━━━━━ Information supplied

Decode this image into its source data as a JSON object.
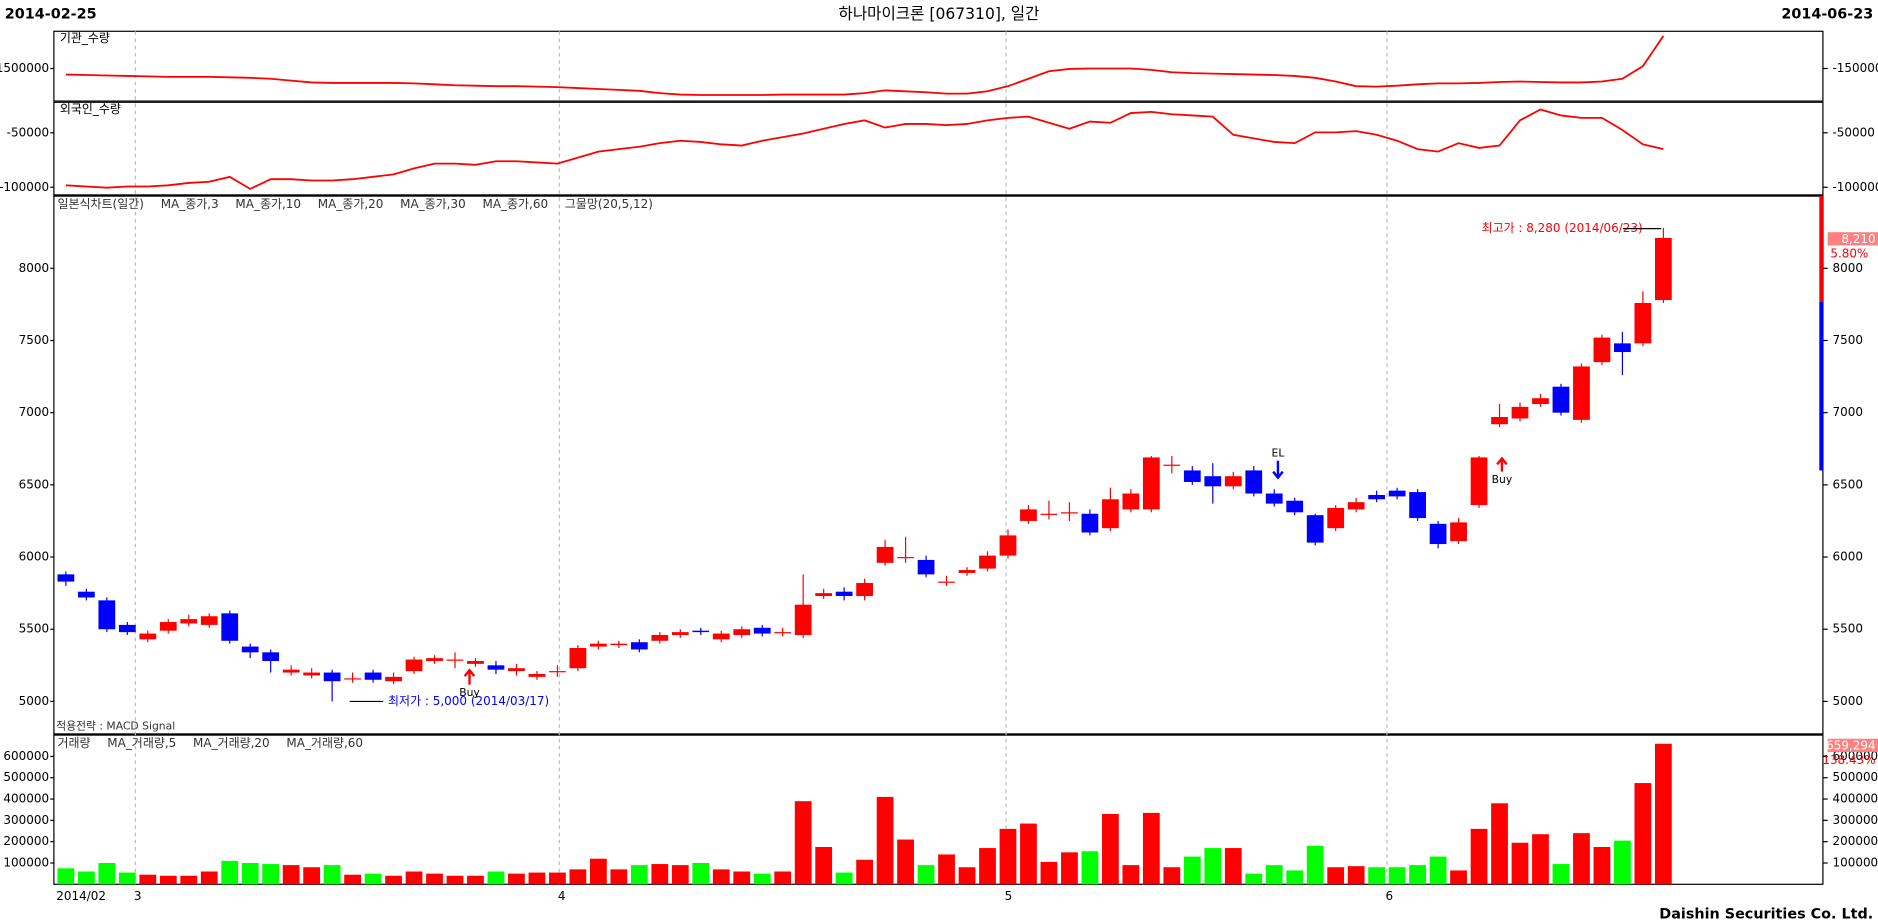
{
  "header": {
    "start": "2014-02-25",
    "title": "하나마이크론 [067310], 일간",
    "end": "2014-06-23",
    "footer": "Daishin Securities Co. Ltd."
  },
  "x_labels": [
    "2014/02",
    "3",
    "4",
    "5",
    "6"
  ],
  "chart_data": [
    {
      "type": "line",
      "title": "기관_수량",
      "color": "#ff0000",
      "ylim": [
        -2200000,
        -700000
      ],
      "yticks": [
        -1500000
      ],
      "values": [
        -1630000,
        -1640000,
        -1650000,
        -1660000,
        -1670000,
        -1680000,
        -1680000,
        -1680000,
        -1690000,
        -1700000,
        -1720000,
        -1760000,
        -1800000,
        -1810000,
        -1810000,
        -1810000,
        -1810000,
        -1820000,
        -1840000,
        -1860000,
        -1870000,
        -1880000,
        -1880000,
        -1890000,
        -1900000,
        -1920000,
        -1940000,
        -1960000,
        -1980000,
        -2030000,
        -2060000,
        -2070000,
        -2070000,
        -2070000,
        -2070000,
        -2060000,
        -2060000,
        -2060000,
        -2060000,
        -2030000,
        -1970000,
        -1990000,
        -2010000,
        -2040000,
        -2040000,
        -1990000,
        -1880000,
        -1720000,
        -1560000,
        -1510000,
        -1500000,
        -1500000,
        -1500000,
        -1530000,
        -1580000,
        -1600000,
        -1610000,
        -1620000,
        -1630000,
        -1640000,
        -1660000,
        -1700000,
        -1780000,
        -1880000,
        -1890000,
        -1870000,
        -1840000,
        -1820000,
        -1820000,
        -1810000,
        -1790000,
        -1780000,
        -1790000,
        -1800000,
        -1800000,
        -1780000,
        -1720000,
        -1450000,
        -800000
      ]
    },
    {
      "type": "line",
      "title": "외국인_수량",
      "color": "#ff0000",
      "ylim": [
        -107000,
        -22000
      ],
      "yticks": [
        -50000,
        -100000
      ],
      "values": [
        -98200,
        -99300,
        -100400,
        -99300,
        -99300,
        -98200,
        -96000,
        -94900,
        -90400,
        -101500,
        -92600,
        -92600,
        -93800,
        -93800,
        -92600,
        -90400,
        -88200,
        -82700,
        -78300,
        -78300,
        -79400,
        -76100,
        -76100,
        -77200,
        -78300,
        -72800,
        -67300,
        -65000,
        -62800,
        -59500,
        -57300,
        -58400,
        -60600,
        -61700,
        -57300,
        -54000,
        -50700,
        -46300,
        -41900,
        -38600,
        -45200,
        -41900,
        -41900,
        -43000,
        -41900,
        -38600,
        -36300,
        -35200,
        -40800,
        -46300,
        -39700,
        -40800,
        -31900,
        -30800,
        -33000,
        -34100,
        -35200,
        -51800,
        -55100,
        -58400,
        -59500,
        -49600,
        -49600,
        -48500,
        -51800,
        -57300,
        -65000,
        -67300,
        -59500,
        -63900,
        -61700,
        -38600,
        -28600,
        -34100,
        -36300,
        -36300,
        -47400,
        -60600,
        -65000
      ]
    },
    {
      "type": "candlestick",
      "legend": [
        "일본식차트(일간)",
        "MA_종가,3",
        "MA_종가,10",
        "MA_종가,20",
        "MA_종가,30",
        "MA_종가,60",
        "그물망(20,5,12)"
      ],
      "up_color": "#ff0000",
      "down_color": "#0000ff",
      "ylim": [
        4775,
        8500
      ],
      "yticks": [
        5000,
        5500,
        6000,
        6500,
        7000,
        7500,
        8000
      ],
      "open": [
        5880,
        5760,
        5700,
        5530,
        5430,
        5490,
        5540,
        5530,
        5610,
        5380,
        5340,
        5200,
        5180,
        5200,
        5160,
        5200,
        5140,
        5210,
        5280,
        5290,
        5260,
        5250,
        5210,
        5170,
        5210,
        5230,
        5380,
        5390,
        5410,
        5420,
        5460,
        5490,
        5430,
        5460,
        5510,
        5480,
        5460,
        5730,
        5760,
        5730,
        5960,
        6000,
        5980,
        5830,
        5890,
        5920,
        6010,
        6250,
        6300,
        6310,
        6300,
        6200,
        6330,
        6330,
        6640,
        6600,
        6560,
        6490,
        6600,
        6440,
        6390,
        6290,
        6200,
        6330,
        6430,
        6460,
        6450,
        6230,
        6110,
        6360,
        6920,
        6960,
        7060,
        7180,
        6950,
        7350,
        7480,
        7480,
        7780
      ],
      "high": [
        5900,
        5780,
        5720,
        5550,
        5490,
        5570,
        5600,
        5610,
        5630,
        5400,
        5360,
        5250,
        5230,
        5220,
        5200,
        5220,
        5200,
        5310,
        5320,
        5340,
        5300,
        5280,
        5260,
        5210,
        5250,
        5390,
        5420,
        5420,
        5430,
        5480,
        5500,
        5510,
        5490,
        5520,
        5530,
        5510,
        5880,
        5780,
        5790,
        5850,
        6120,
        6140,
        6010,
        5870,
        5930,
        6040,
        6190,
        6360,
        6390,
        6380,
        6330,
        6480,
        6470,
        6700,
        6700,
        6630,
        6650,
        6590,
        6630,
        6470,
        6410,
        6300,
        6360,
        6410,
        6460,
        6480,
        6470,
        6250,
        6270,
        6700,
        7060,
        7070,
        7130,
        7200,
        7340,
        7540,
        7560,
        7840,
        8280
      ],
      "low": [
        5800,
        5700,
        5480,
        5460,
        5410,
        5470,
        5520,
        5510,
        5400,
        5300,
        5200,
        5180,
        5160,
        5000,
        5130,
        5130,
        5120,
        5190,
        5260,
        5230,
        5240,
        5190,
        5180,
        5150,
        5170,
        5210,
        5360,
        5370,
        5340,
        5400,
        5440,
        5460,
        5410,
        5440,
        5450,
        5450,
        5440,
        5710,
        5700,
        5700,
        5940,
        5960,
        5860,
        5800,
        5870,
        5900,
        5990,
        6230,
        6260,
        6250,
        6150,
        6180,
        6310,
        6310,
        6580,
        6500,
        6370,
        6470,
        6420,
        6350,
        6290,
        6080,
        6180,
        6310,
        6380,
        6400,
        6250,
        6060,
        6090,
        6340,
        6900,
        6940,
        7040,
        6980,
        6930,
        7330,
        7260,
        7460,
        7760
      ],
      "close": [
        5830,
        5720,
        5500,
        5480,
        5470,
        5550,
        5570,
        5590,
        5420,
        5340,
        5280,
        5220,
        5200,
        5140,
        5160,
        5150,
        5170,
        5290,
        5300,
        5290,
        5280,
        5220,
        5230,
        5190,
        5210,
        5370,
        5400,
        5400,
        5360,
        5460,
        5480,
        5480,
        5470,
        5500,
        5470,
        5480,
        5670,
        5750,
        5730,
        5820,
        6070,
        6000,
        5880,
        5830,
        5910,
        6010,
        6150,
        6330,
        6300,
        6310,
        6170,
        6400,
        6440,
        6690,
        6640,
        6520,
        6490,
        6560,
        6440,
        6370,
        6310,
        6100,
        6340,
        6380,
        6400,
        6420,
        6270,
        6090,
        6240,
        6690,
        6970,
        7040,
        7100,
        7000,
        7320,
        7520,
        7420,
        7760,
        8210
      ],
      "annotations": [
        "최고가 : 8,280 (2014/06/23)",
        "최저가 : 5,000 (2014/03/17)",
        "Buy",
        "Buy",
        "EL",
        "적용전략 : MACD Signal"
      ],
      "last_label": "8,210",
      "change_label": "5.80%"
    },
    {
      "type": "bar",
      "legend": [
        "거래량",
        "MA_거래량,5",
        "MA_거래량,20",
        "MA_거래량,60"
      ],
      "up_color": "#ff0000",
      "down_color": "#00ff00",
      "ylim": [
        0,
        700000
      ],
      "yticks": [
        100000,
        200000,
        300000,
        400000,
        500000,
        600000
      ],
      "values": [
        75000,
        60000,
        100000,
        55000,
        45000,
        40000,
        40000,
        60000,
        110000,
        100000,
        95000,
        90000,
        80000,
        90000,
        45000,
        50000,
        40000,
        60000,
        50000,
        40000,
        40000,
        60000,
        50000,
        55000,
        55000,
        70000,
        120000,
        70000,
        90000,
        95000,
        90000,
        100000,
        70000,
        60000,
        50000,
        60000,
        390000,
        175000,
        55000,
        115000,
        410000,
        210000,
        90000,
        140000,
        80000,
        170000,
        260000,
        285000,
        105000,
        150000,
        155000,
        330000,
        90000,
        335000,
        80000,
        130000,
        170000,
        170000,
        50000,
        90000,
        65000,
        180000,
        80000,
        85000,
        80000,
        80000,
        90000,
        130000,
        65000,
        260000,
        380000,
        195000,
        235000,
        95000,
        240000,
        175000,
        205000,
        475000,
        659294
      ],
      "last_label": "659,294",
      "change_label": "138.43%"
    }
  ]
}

━━━━━━━━━━

-- Task requirements --
Report how many lines in this data include the string "title", and nothing else.

-- Answer to this task --
3